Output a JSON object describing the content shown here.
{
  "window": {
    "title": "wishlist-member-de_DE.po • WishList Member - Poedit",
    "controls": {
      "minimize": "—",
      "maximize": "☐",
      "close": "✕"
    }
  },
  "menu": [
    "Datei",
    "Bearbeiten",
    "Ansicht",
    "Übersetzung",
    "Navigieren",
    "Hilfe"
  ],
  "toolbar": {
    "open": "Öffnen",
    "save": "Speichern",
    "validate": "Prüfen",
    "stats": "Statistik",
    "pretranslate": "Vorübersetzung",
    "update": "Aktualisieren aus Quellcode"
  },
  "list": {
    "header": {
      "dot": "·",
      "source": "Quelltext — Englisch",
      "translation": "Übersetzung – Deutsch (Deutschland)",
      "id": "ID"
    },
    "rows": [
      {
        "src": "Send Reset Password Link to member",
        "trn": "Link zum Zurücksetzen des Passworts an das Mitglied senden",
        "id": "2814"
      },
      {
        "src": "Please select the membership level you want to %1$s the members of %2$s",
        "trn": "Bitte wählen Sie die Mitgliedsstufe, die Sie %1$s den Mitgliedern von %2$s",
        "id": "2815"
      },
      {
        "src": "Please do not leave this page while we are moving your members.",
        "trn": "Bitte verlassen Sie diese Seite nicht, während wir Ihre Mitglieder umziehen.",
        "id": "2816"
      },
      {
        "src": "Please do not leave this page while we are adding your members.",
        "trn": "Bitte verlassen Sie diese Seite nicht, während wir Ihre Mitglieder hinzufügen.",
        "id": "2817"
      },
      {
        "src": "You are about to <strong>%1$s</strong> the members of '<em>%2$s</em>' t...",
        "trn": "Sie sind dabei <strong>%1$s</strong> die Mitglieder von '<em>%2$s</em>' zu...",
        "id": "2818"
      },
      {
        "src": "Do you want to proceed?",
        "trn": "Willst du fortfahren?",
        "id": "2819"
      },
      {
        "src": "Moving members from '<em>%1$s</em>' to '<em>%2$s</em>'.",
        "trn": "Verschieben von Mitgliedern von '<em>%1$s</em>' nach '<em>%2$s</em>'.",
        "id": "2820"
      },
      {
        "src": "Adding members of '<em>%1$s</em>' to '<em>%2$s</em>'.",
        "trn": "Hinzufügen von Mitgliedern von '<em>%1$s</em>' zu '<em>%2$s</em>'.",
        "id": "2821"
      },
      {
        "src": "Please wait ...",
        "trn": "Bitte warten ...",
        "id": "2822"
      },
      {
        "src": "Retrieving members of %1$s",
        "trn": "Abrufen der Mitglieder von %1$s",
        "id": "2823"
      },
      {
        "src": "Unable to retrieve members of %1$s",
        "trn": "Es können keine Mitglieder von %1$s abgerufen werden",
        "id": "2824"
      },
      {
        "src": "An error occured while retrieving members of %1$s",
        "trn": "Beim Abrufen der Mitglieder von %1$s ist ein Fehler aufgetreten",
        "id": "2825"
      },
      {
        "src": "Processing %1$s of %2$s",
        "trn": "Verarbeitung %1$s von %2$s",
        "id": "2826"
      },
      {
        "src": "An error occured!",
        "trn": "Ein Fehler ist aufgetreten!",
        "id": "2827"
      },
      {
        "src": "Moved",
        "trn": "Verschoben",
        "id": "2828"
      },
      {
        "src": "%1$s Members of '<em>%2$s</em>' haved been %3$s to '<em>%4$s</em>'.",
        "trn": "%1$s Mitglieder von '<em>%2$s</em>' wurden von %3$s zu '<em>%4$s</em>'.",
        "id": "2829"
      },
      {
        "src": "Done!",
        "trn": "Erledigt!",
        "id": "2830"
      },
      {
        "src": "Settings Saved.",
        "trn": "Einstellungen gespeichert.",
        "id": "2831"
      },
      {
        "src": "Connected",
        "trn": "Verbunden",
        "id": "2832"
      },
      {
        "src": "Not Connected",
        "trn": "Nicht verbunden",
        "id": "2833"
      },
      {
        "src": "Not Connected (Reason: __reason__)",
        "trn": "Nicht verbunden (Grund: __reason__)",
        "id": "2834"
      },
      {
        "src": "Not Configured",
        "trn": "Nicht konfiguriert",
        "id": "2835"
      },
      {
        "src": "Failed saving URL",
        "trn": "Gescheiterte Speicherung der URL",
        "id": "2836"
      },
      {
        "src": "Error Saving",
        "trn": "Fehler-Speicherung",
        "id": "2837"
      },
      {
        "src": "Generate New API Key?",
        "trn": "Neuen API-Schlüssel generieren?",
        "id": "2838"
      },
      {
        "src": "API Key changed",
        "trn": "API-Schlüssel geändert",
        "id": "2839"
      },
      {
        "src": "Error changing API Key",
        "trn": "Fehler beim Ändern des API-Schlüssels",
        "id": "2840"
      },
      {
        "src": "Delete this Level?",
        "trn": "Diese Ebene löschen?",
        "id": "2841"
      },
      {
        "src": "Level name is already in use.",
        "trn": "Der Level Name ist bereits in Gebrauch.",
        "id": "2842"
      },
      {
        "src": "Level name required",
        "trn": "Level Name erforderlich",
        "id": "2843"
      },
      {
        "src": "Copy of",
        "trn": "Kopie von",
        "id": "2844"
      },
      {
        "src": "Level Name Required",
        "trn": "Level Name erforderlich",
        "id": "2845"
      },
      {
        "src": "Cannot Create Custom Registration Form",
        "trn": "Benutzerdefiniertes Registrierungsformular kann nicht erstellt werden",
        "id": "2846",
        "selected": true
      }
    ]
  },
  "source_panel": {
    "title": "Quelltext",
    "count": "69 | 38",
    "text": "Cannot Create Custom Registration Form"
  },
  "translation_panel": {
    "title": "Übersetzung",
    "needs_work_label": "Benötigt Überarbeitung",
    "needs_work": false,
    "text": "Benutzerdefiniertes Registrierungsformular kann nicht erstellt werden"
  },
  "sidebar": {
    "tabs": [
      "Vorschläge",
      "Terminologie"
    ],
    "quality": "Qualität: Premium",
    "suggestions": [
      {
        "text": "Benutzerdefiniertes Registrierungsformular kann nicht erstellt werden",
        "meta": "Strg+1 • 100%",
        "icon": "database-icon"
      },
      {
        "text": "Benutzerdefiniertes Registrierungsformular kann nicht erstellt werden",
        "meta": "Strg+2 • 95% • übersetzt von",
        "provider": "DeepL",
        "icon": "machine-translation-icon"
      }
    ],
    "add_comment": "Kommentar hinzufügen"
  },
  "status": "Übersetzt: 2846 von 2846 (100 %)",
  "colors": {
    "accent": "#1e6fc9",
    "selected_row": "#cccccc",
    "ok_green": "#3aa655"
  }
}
——
Problem to work on
From the entries above, copy every line containing the word "Benutzerdefiniertes".

Task answer
        "trn": "Benutzerdefiniertes Registrierungsformular kann nicht erstellt werden",
    "text": "Benutzerdefiniertes Registrierungsformular kann nicht erstellt werden"
        "text": "Benutzerdefiniertes Registrierungsformular kann nicht erstellt werden",
        "text": "Benutzerdefiniertes Registrierungsformular kann nicht erstellt werden",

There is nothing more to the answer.